----- AVAILABLE RECORDS -----

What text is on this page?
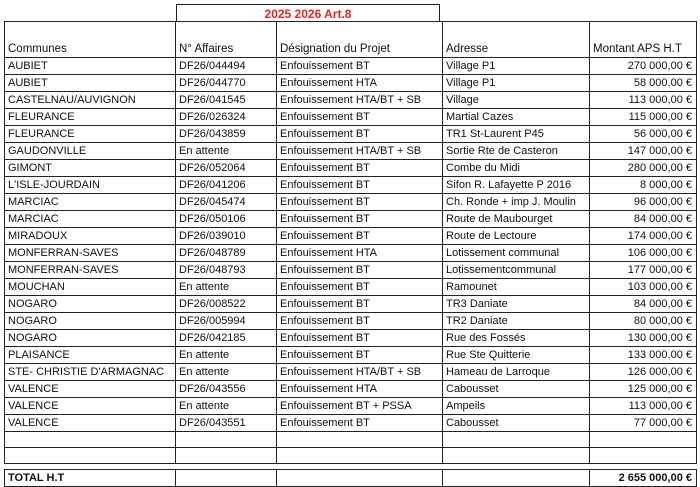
2025 2026 Art.8
Communes	N° Affaires	Désignation du Projet	Adresse	Montant APS H.T
AUBIET	DF26/044494	Enfouissement BT	Village P1	270 000,00 €
AUBIET	DF26/044770	Enfouissement HTA	Village P1	58 000,00 €
CASTELNAU/AUVIGNON	DF26/041545	Enfouissement HTA/BT + SB	Village	113 000,00 €
FLEURANCE	DF26/026324	Enfouissement BT	Martial Cazes	115 000,00 €
FLEURANCE	DF26/043859	Enfouissement BT	TR1 St-Laurent P45	56 000,00 €
GAUDONVILLE	En attente	Enfouissement HTA/BT + SB	Sortie Rte de Casteron	147 000,00 €
GIMONT	DF26/052064	Enfouissement BT	Combe du Midi	280 000,00 €
L'ISLE-JOURDAIN	DF26/041206	Enfouissement BT	Sifon R. Lafayette P 2016	8 000,00 €
MARCIAC	DF26/045474	Enfouissement BT	Ch. Ronde + imp J. Moulin	96 000,00 €
MARCIAC	DF26/050106	Enfouissement BT	Route de Maubourget	84 000,00 €
MIRADOUX	DF26/039010	Enfouissement BT	Route de Lectoure	174 000,00 €
MONFERRAN-SAVES	DF26/048789	Enfouissement HTA	Lotissement communal	106 000,00 €
MONFERRAN-SAVES	DF26/048793	Enfouissement BT	Lotissementcommunal	177 000,00 €
MOUCHAN	En attente	Enfouissement BT	Ramounet	103 000,00 €
NOGARO	DF26/008522	Enfouissement BT	TR3 Daniate	84 000,00 €
NOGARO	DF26/005994	Enfouissement BT	TR2 Daniate	80 000,00 €
NOGARO	DF26/042185	Enfouissement BT	Rue des Fossés	130 000,00 €
PLAISANCE	En attente	Enfouissement BT	Rue Ste Quitterie	133 000,00 €
STE- CHRISTIE D'ARMAGNAC	En attente	Enfouissement HTA/BT + SB	Hameau de Larroque	126 000,00 €
VALENCE	DF26/043556	Enfouissement HTA	Cabousset	125 000,00 €
VALENCE	En attente	Enfouissement BT + PSSA	Ampeils	113 000,00 €
VALENCE	DF26/043551	Enfouissement BT	Cabousset	77 000,00 €

TOTAL H.T				2 655 000,00 €
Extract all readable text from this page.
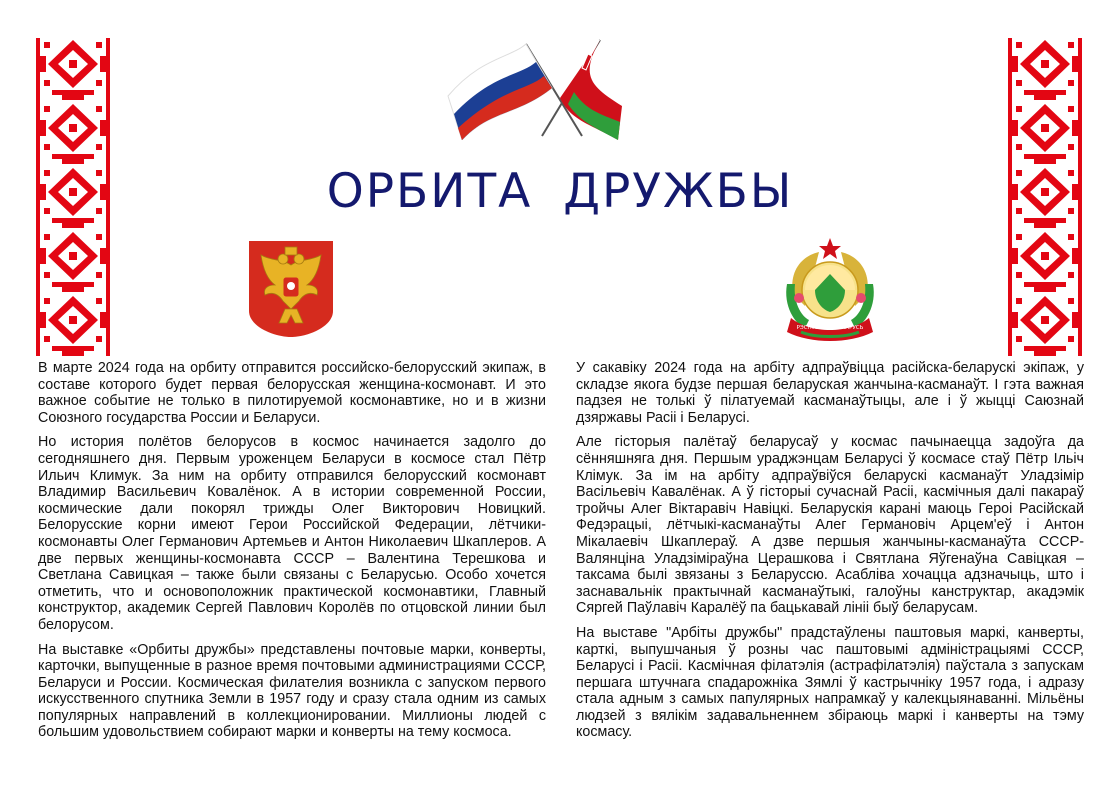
ОРБИТА ДРУЖБЫ
РЭСПУБЛІКА БЕЛАРУСЬ

В марте 2024 года на орбиту отправится российско-белорусский экипаж, в составе которого будет первая белорусская женщина-космонавт. И это важное событие не только в пилотируемой космонавтике, но и в жизни Союзного государства России и Беларуси.

Но история полётов белорусов в космос начинается задолго до сегодняшнего дня. Первым уроженцем Беларуси в космосе стал Пётр Ильич Климук. За ним на орбиту отправился белорусский космонавт Владимир Васильевич Ковалёнок. А в истории современной России, космические дали покорял трижды Олег Викторович Новицкий. Белорусские корни имеют Герои Российской Федерации, лётчики-космонавты Олег Германович Артемьев и Антон Николаевич Шкаплеров. А две первых женщины-космонавта СССР – Валентина Терешкова и Светлана Савицкая – также были связаны с Беларусью. Особо хочется отметить, что и основоположник практической космонавтики, Главный конструктор, академик Сергей Павлович Королёв по отцовской линии был белорусом.

На выставке «Орбиты дружбы» представлены почтовые марки, конверты, карточки, выпущенные в разное время почтовыми администрациями СССР, Беларуси и России. Космическая филателия возникла с запуском первого искусственного спутника Земли в 1957 году и сразу стала одним из самых популярных направлений в коллекционировании. Миллионы людей с большим удовольствием собирают марки и конверты на тему космоса.

У сакавіку 2024 года на арбіту адпраўвіцца расійска-беларускі экіпаж, у складзе якога будзе першая беларуская жанчына-касманаўт. І гэта важная падзея не толькі ў пілатуемай касманаўтыцы, але і ў жыцці Саюзнай дзяржавы Расіі і Беларусі.

Але гісторыя палётаў беларусаў у космас пачынаецца задоўга да сённяшняга дня. Першым ураджэнцам Беларусі ў космасе стаў Пётр Ільіч Клімук. За ім на арбіту адпраўвіўся беларускі касманаўт Уладзімір Васільевіч Кавалёнак. А ў гісторыі сучаснай Расіі, касмічныя далі пакараў тройчы Алег Віктаравіч Навіцкі. Беларускія карані маюць Героі Расійскай Федэрацыі, лётчыкі-касманаўты Алег Германовіч Арцем'еў і Антон Мікалаевіч Шкаплераў. А дзве першыя жанчыны-касманаўта СССР-Валянціна Уладзіміраўна Церашкова і Святлана Яўгенаўна Савіцкая – таксама былі звязаны з Беларуссю. Асабліва хочацца адзначыць, што і заснавальнік практычнай касманаўтыкі, галоўны канструктар, акадэмік Сяргей Паўлавіч Каралёў па бацькавай лініі быў беларусам.

На выставе "Арбіты дружбы" прадстаўлены паштовыя маркі, канверты, карткі, выпушчаныя ў розны час паштовымі адміністрацыямі СССР, Беларусі і Расіі. Касмічная філатэлія (астрафілатэлія) паўстала з запускам першага штучнага спадарожніка Зямлі ў кастрычніку 1957 года, і адразу стала адным з самых папулярных напрамкаў у калекцыянаванні. Мільёны людзей з вялікім задавальненнем збіраюць маркі і канверты на тэму космасу.
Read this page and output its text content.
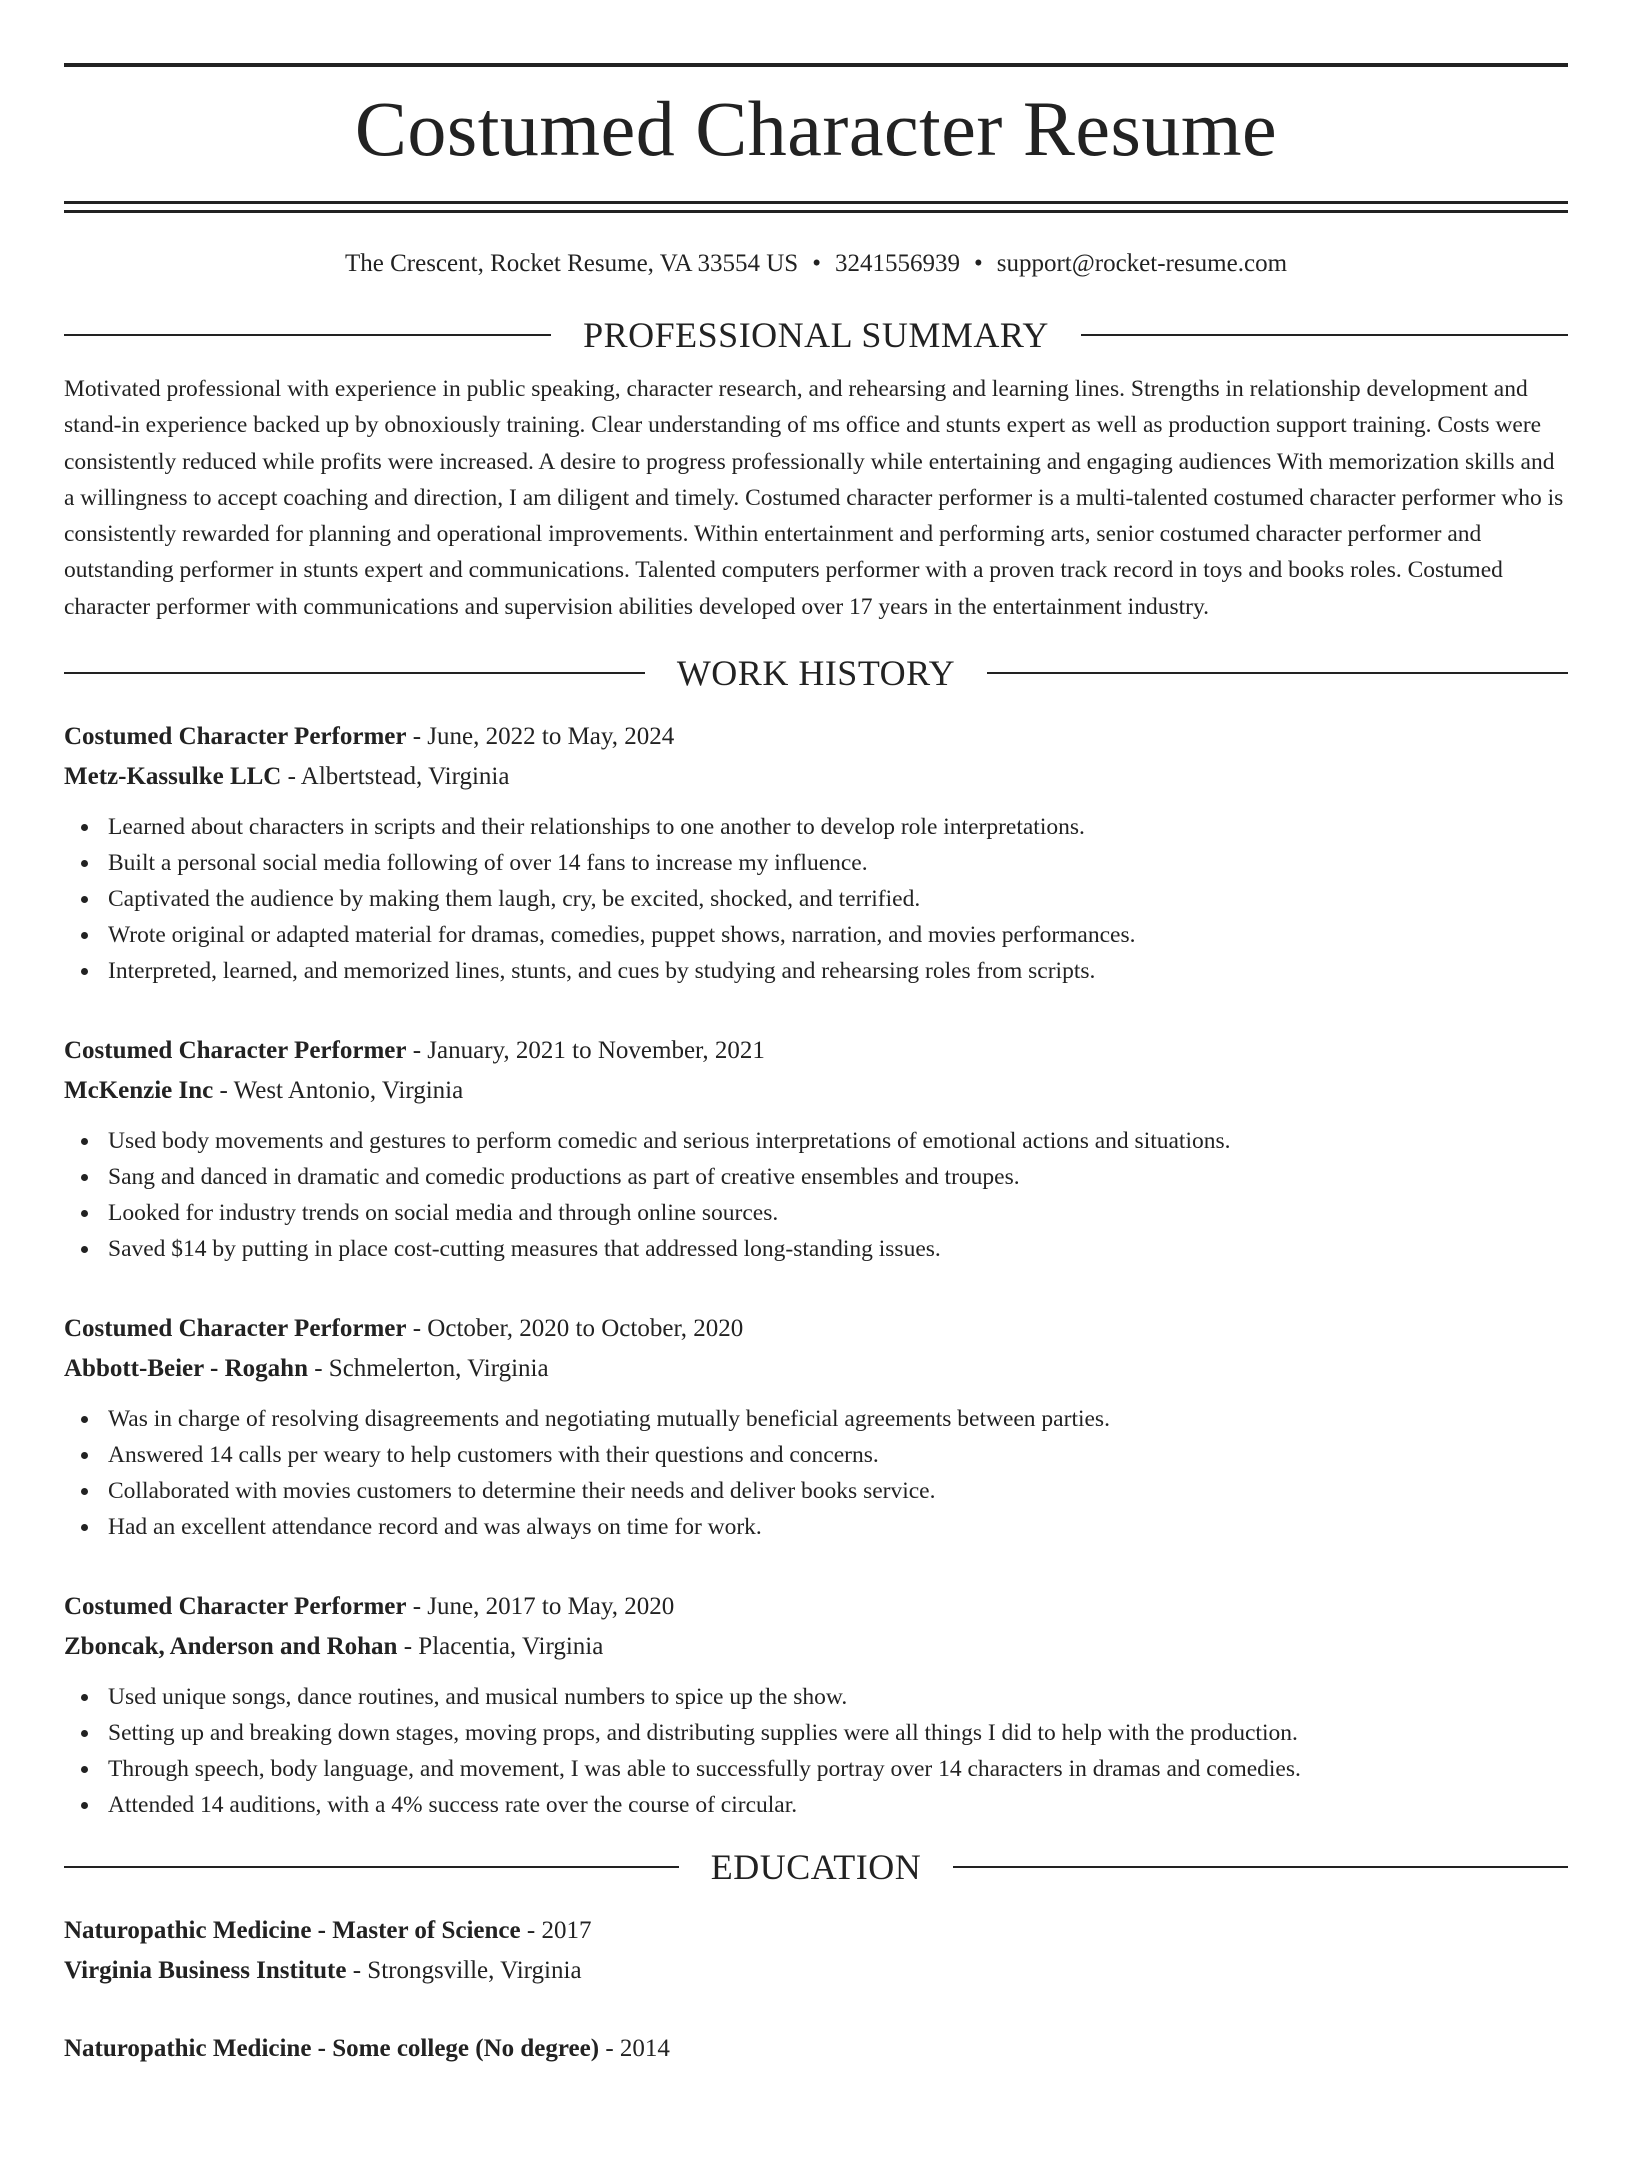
Costumed Character Resume
The Crescent, Rocket Resume, VA 33554 US • 3241556939 • support@rocket-resume.com
PROFESSIONAL SUMMARY
Motivated professional with experience in public speaking, character research, and rehearsing and learning lines. Strengths in relationship development and stand-in experience backed up by obnoxiously training. Clear understanding of ms office and stunts expert as well as production support training. Costs were consistently reduced while profits were increased. A desire to progress professionally while entertaining and engaging audiences With memorization skills and a willingness to accept coaching and direction, I am diligent and timely. Costumed character performer is a multi-talented costumed character performer who is consistently rewarded for planning and operational improvements. Within entertainment and performing arts, senior costumed character performer and outstanding performer in stunts expert and communications. Talented computers performer with a proven track record in toys and books roles. Costumed character performer with communications and supervision abilities developed over 17 years in the entertainment industry.
WORK HISTORY
Costumed Character Performer - June, 2022 to May, 2024
Metz-Kassulke LLC - Albertstead, Virginia
Learned about characters in scripts and their relationships to one another to develop role interpretations.
Built a personal social media following of over 14 fans to increase my influence.
Captivated the audience by making them laugh, cry, be excited, shocked, and terrified.
Wrote original or adapted material for dramas, comedies, puppet shows, narration, and movies performances.
Interpreted, learned, and memorized lines, stunts, and cues by studying and rehearsing roles from scripts.
Costumed Character Performer - January, 2021 to November, 2021
McKenzie Inc - West Antonio, Virginia
Used body movements and gestures to perform comedic and serious interpretations of emotional actions and situations.
Sang and danced in dramatic and comedic productions as part of creative ensembles and troupes.
Looked for industry trends on social media and through online sources.
Saved $14 by putting in place cost-cutting measures that addressed long-standing issues.
Costumed Character Performer - October, 2020 to October, 2020
Abbott-Beier - Rogahn - Schmelerton, Virginia
Was in charge of resolving disagreements and negotiating mutually beneficial agreements between parties.
Answered 14 calls per weary to help customers with their questions and concerns.
Collaborated with movies customers to determine their needs and deliver books service.
Had an excellent attendance record and was always on time for work.
Costumed Character Performer - June, 2017 to May, 2020
Zboncak, Anderson and Rohan - Placentia, Virginia
Used unique songs, dance routines, and musical numbers to spice up the show.
Setting up and breaking down stages, moving props, and distributing supplies were all things I did to help with the production.
Through speech, body language, and movement, I was able to successfully portray over 14 characters in dramas and comedies.
Attended 14 auditions, with a 4% success rate over the course of circular.
EDUCATION
Naturopathic Medicine - Master of Science - 2017
Virginia Business Institute - Strongsville, Virginia
Naturopathic Medicine - Some college (No degree) - 2014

-----

## EXERCISE
Lines of the material that contain the word "characters" are to be gathered.

## WRITTEN RESPONSE
Learned about characters in scripts and their relationships to one another to develop role interpretations.
Through speech, body language, and movement, I was able to successfully portray over 14 characters in dramas and comedies.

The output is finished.